[WORK TO DO]: Restate the whole listing word for word. Pictures are left out.

[Records from a collection of figures]:
● ● ● ● ● ● ●

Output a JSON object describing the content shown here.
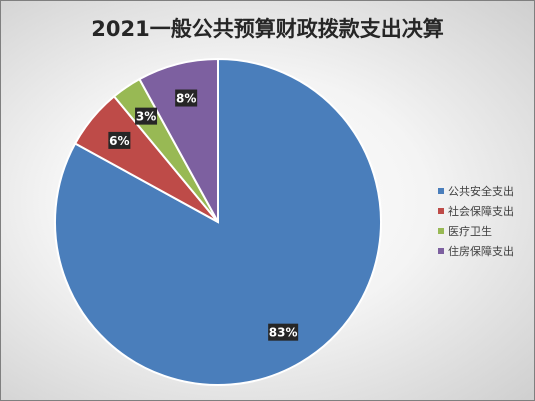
{
  "chart_data": {
    "type": "pie",
    "title": "2021一般公共预算财政拨款支出决算",
    "categories": [
      "公共安全支出",
      "社会保障支出",
      "医疗卫生",
      "住房保障支出"
    ],
    "values": [
      83,
      6,
      3,
      8
    ],
    "data_labels": [
      "83%",
      "6%",
      "3%",
      "8%"
    ],
    "colors": [
      "#4a7ebb",
      "#be4b48",
      "#98b954",
      "#7d60a0"
    ],
    "legend_position": "right"
  }
}
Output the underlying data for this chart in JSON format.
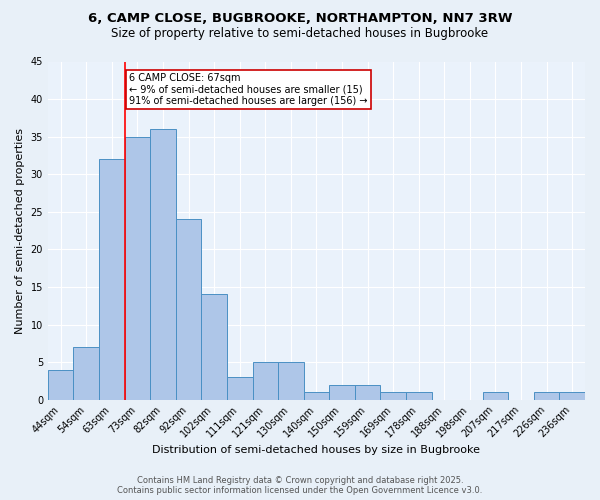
{
  "title": "6, CAMP CLOSE, BUGBROOKE, NORTHAMPTON, NN7 3RW",
  "subtitle": "Size of property relative to semi-detached houses in Bugbrooke",
  "xlabel": "Distribution of semi-detached houses by size in Bugbrooke",
  "ylabel": "Number of semi-detached properties",
  "categories": [
    "44sqm",
    "54sqm",
    "63sqm",
    "73sqm",
    "82sqm",
    "92sqm",
    "102sqm",
    "111sqm",
    "121sqm",
    "130sqm",
    "140sqm",
    "150sqm",
    "159sqm",
    "169sqm",
    "178sqm",
    "188sqm",
    "198sqm",
    "207sqm",
    "217sqm",
    "226sqm",
    "236sqm"
  ],
  "values": [
    4,
    7,
    32,
    35,
    36,
    24,
    14,
    3,
    5,
    5,
    1,
    2,
    2,
    1,
    1,
    0,
    0,
    1,
    0,
    1,
    1
  ],
  "bar_color": "#aec6e8",
  "bar_edge_color": "#4a90c4",
  "red_line_x": 2.5,
  "annotation_line1": "6 CAMP CLOSE: 67sqm",
  "annotation_line2": "← 9% of semi-detached houses are smaller (15)",
  "annotation_line3": "91% of semi-detached houses are larger (156) →",
  "annotation_box_color": "#ffffff",
  "annotation_box_edge": "#cc0000",
  "ylim": [
    0,
    45
  ],
  "yticks": [
    0,
    5,
    10,
    15,
    20,
    25,
    30,
    35,
    40,
    45
  ],
  "footer1": "Contains HM Land Registry data © Crown copyright and database right 2025.",
  "footer2": "Contains public sector information licensed under the Open Government Licence v3.0.",
  "bg_color": "#e8f0f8",
  "plot_bg_color": "#eaf2fb",
  "grid_color": "#ffffff",
  "title_fontsize": 9.5,
  "subtitle_fontsize": 8.5,
  "axis_label_fontsize": 8,
  "tick_fontsize": 7,
  "annotation_fontsize": 7,
  "footer_fontsize": 6
}
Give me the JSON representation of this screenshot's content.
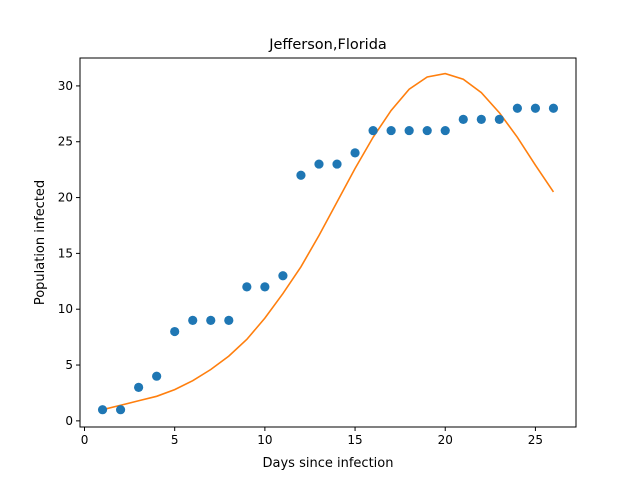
{
  "chart_data": {
    "type": "scatter",
    "title": "Jefferson,Florida",
    "xlabel": "Days since infection",
    "ylabel": "Population infected",
    "xlim": [
      -0.25,
      27.25
    ],
    "ylim": [
      -0.55,
      32.5
    ],
    "xticks": [
      0,
      5,
      10,
      15,
      20,
      25
    ],
    "yticks": [
      0,
      5,
      10,
      15,
      20,
      25,
      30
    ],
    "grid": false,
    "series": [
      {
        "kind": "scatter",
        "color": "#1f77b4",
        "x": [
          1,
          2,
          3,
          4,
          5,
          6,
          7,
          8,
          9,
          10,
          11,
          12,
          13,
          14,
          15,
          16,
          17,
          18,
          19,
          20,
          21,
          22,
          23,
          24,
          25,
          26
        ],
        "y": [
          1,
          1,
          3,
          4,
          8,
          9,
          9,
          9,
          12,
          12,
          13,
          22,
          23,
          23,
          24,
          26,
          26,
          26,
          26,
          26,
          27,
          27,
          27,
          28,
          28,
          28
        ]
      },
      {
        "kind": "line",
        "color": "#ff7f0e",
        "x": [
          1,
          2,
          3,
          4,
          5,
          6,
          7,
          8,
          9,
          10,
          11,
          12,
          13,
          14,
          15,
          16,
          17,
          18,
          19,
          20,
          21,
          22,
          23,
          24,
          25,
          26
        ],
        "y": [
          1.0,
          1.4,
          1.8,
          2.2,
          2.8,
          3.6,
          4.6,
          5.8,
          7.3,
          9.2,
          11.4,
          13.8,
          16.6,
          19.6,
          22.6,
          25.4,
          27.8,
          29.7,
          30.8,
          31.1,
          30.6,
          29.4,
          27.6,
          25.4,
          22.9,
          20.5
        ]
      }
    ]
  }
}
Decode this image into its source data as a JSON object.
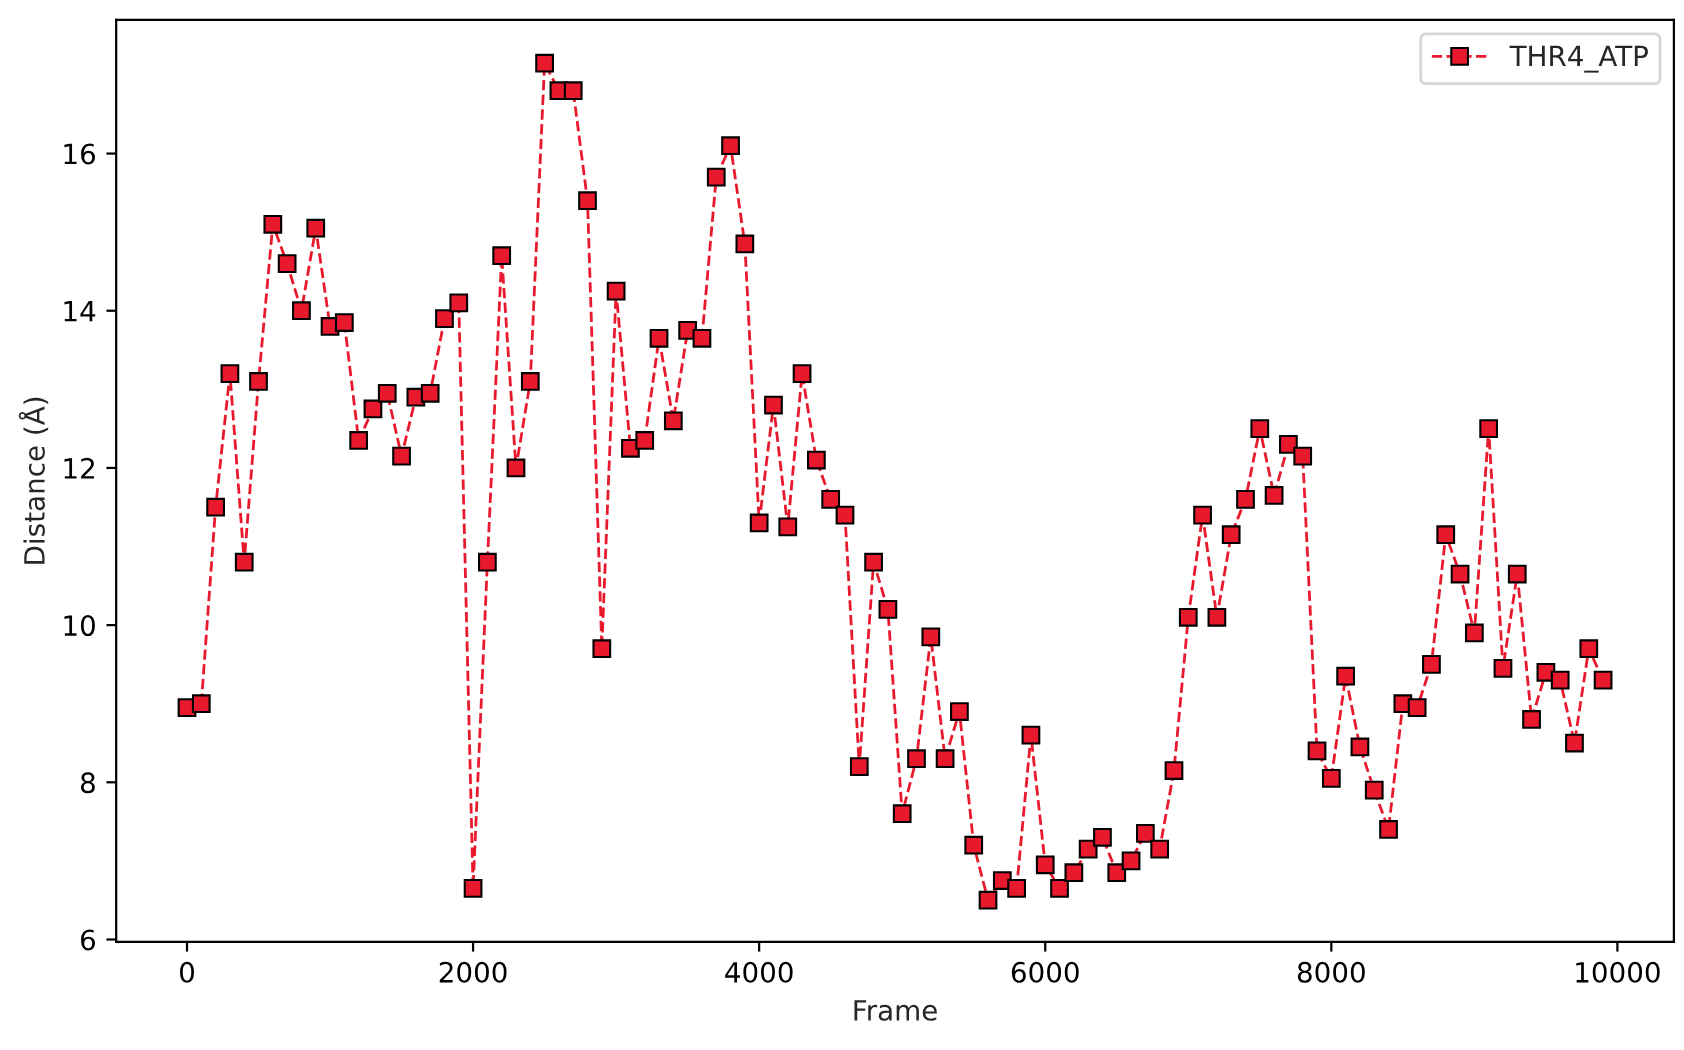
{
  "chart_data": {
    "type": "line",
    "xlabel": "Frame",
    "ylabel": "Distance (Å)",
    "x": [
      0,
      100,
      200,
      300,
      400,
      500,
      600,
      700,
      800,
      900,
      1000,
      1100,
      1200,
      1300,
      1400,
      1500,
      1600,
      1700,
      1800,
      1900,
      2000,
      2100,
      2200,
      2300,
      2400,
      2500,
      2600,
      2700,
      2800,
      2900,
      3000,
      3100,
      3200,
      3300,
      3400,
      3500,
      3600,
      3700,
      3800,
      3900,
      4000,
      4100,
      4200,
      4300,
      4400,
      4500,
      4600,
      4700,
      4800,
      4900,
      5000,
      5100,
      5200,
      5300,
      5400,
      5500,
      5600,
      5700,
      5800,
      5900,
      6000,
      6100,
      6200,
      6300,
      6400,
      6500,
      6600,
      6700,
      6800,
      6900,
      7000,
      7100,
      7200,
      7300,
      7400,
      7500,
      7600,
      7700,
      7800,
      7900,
      8000,
      8100,
      8200,
      8300,
      8400,
      8500,
      8600,
      8700,
      8800,
      8900,
      9000,
      9100,
      9200,
      9300,
      9400,
      9500,
      9600,
      9700,
      9800,
      9900
    ],
    "series": [
      {
        "name": "THR4_ATP",
        "color": "#e8192c",
        "values": [
          8.95,
          9.0,
          11.5,
          13.2,
          10.8,
          13.1,
          15.1,
          14.6,
          14.0,
          15.05,
          13.8,
          13.85,
          12.35,
          12.75,
          12.95,
          12.15,
          12.9,
          12.95,
          13.9,
          14.1,
          6.65,
          10.8,
          14.7,
          12.0,
          13.1,
          17.15,
          16.8,
          16.8,
          15.4,
          9.7,
          14.25,
          12.25,
          12.35,
          13.65,
          12.6,
          13.75,
          13.65,
          15.7,
          16.1,
          14.85,
          11.3,
          12.8,
          11.25,
          13.2,
          12.1,
          11.6,
          11.4,
          8.2,
          10.8,
          10.2,
          7.6,
          8.3,
          9.85,
          8.3,
          8.9,
          7.2,
          6.5,
          6.75,
          6.65,
          8.6,
          6.95,
          6.65,
          6.85,
          7.15,
          7.3,
          6.85,
          7.0,
          7.35,
          7.15,
          8.15,
          10.1,
          11.4,
          10.1,
          11.15,
          11.6,
          12.5,
          11.65,
          12.3,
          12.15,
          8.4,
          8.05,
          9.35,
          8.45,
          7.9,
          7.4,
          9.0,
          8.95,
          9.5,
          11.15,
          10.65,
          9.9,
          12.5,
          9.45,
          10.65,
          8.8,
          9.4,
          9.3,
          8.5,
          9.7,
          9.3
        ]
      }
    ],
    "xlim": [
      -495,
      10395
    ],
    "ylim": [
      5.97,
      17.7
    ],
    "xticks": [
      0,
      2000,
      4000,
      6000,
      8000,
      10000
    ],
    "yticks": [
      6,
      8,
      10,
      12,
      14,
      16
    ],
    "marker": "square",
    "line_style": "dashed",
    "legend": "top right",
    "grid": false
  }
}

● ● ● ● ● ● ●

[EXERCISE ANSWER]:
Output a JSON object describing the content shown here.
{
  "chart_data": {
    "type": "pie",
    "title": "2021一般公共预算财政拨款支出决算",
    "categories": [
      "公共安全支出",
      "社会保障支出",
      "医疗卫生",
      "住房保障支出"
    ],
    "values": [
      83,
      6,
      3,
      8
    ],
    "data_labels": [
      "83%",
      "6%",
      "3%",
      "8%"
    ],
    "colors": [
      "#4a7ebb",
      "#be4b48",
      "#98b954",
      "#7d60a0"
    ],
    "legend_position": "right"
  }
}
Output the underlying data for this chart in JSON format.
{
  "title": "6, CAMP CLOSE, BUGBROOKE, NORTHAMPTON, NN7 3RW",
  "subtitle": "Size of property relative to semi-detached houses in Bugbrooke",
  "xlabel": "Distribution of semi-detached houses by size in Bugbrooke",
  "ylabel": "Number of semi-detached properties",
  "categories": [
    "44sqm",
    "54sqm",
    "63sqm",
    "73sqm",
    "82sqm",
    "92sqm",
    "102sqm",
    "111sqm",
    "121sqm",
    "130sqm",
    "140sqm",
    "150sqm",
    "159sqm",
    "169sqm",
    "178sqm",
    "188sqm",
    "198sqm",
    "207sqm",
    "217sqm",
    "226sqm",
    "236sqm"
  ],
  "values": [
    4,
    7,
    32,
    35,
    36,
    24,
    14,
    3,
    5,
    5,
    1,
    2,
    2,
    1,
    1,
    0,
    0,
    1,
    0,
    1,
    1
  ],
  "bar_color": "#aec6e8",
  "bar_edge_color": "#4a90c4",
  "red_line_x": 2.5,
  "annotation_line1": "6 CAMP CLOSE: 67sqm",
  "annotation_line2": "← 9% of semi-detached houses are smaller (15)",
  "annotation_line3": "91% of semi-detached houses are larger (156) →",
  "annotation_box_color": "#ffffff",
  "annotation_box_edge": "#cc0000",
  "ylim": [
    0,
    45
  ],
  "yticks": [
    0,
    5,
    10,
    15,
    20,
    25,
    30,
    35,
    40,
    45
  ],
  "footer1": "Contains HM Land Registry data © Crown copyright and database right 2025.",
  "footer2": "Contains public sector information licensed under the Open Government Licence v3.0.",
  "bg_color": "#e8f0f8",
  "plot_bg_color": "#eaf2fb",
  "grid_color": "#ffffff",
  "title_fontsize": 9.5,
  "subtitle_fontsize": 8.5,
  "axis_label_fontsize": 8,
  "tick_fontsize": 7,
  "annotation_fontsize": 7,
  "footer_fontsize": 6
}
Give me the JSON representation of this screenshot's content.
{
  "chart_data": {
    "type": "scatter",
    "title": "Jefferson,Florida",
    "xlabel": "Days since infection",
    "ylabel": "Population infected",
    "xlim": [
      -0.25,
      27.25
    ],
    "ylim": [
      -0.55,
      32.5
    ],
    "xticks": [
      0,
      5,
      10,
      15,
      20,
      25
    ],
    "yticks": [
      0,
      5,
      10,
      15,
      20,
      25,
      30
    ],
    "grid": false,
    "series": [
      {
        "kind": "scatter",
        "color": "#1f77b4",
        "x": [
          1,
          2,
          3,
          4,
          5,
          6,
          7,
          8,
          9,
          10,
          11,
          12,
          13,
          14,
          15,
          16,
          17,
          18,
          19,
          20,
          21,
          22,
          23,
          24,
          25,
          26
        ],
        "y": [
          1,
          1,
          3,
          4,
          8,
          9,
          9,
          9,
          12,
          12,
          13,
          22,
          23,
          23,
          24,
          26,
          26,
          26,
          26,
          26,
          27,
          27,
          27,
          28,
          28,
          28
        ]
      },
      {
        "kind": "line",
        "color": "#ff7f0e",
        "x": [
          1,
          2,
          3,
          4,
          5,
          6,
          7,
          8,
          9,
          10,
          11,
          12,
          13,
          14,
          15,
          16,
          17,
          18,
          19,
          20,
          21,
          22,
          23,
          24,
          25,
          26
        ],
        "y": [
          1.0,
          1.4,
          1.8,
          2.2,
          2.8,
          3.6,
          4.6,
          5.8,
          7.3,
          9.2,
          11.4,
          13.8,
          16.6,
          19.6,
          22.6,
          25.4,
          27.8,
          29.7,
          30.8,
          31.1,
          30.6,
          29.4,
          27.6,
          25.4,
          22.9,
          20.5
        ]
      }
    ]
  }
}
Decode this image into its source data as a JSON object.
{
  "chart_data": {
    "type": "line",
    "xlabel": "Frame",
    "ylabel": "Distance (Å)",
    "x": [
      0,
      100,
      200,
      300,
      400,
      500,
      600,
      700,
      800,
      900,
      1000,
      1100,
      1200,
      1300,
      1400,
      1500,
      1600,
      1700,
      1800,
      1900,
      2000,
      2100,
      2200,
      2300,
      2400,
      2500,
      2600,
      2700,
      2800,
      2900,
      3000,
      3100,
      3200,
      3300,
      3400,
      3500,
      3600,
      3700,
      3800,
      3900,
      4000,
      4100,
      4200,
      4300,
      4400,
      4500,
      4600,
      4700,
      4800,
      4900,
      5000,
      5100,
      5200,
      5300,
      5400,
      5500,
      5600,
      5700,
      5800,
      5900,
      6000,
      6100,
      6200,
      6300,
      6400,
      6500,
      6600,
      6700,
      6800,
      6900,
      7000,
      7100,
      7200,
      7300,
      7400,
      7500,
      7600,
      7700,
      7800,
      7900,
      8000,
      8100,
      8200,
      8300,
      8400,
      8500,
      8600,
      8700,
      8800,
      8900,
      9000,
      9100,
      9200,
      9300,
      9400,
      9500,
      9600,
      9700,
      9800,
      9900
    ],
    "series": [
      {
        "name": "THR4_ATP",
        "color": "#e8192c",
        "values": [
          8.95,
          9.0,
          11.5,
          13.2,
          10.8,
          13.1,
          15.1,
          14.6,
          14.0,
          15.05,
          13.8,
          13.85,
          12.35,
          12.75,
          12.95,
          12.15,
          12.9,
          12.95,
          13.9,
          14.1,
          6.65,
          10.8,
          14.7,
          12.0,
          13.1,
          17.15,
          16.8,
          16.8,
          15.4,
          9.7,
          14.25,
          12.25,
          12.35,
          13.65,
          12.6,
          13.75,
          13.65,
          15.7,
          16.1,
          14.85,
          11.3,
          12.8,
          11.25,
          13.2,
          12.1,
          11.6,
          11.4,
          8.2,
          10.8,
          10.2,
          7.6,
          8.3,
          9.85,
          8.3,
          8.9,
          7.2,
          6.5,
          6.75,
          6.65,
          8.6,
          6.95,
          6.65,
          6.85,
          7.15,
          7.3,
          6.85,
          7.0,
          7.35,
          7.15,
          8.15,
          10.1,
          11.4,
          10.1,
          11.15,
          11.6,
          12.5,
          11.65,
          12.3,
          12.15,
          8.4,
          8.05,
          9.35,
          8.45,
          7.9,
          7.4,
          9.0,
          8.95,
          9.5,
          11.15,
          10.65,
          9.9,
          12.5,
          9.45,
          10.65,
          8.8,
          9.4,
          9.3,
          8.5,
          9.7,
          9.3
        ]
      }
    ],
    "xlim": [
      -495,
      10395
    ],
    "ylim": [
      5.97,
      17.7
    ],
    "xticks": [
      0,
      2000,
      4000,
      6000,
      8000,
      10000
    ],
    "yticks": [
      6,
      8,
      10,
      12,
      14,
      16
    ],
    "marker": "square",
    "line_style": "dashed",
    "legend": "top right",
    "grid": false
  }
}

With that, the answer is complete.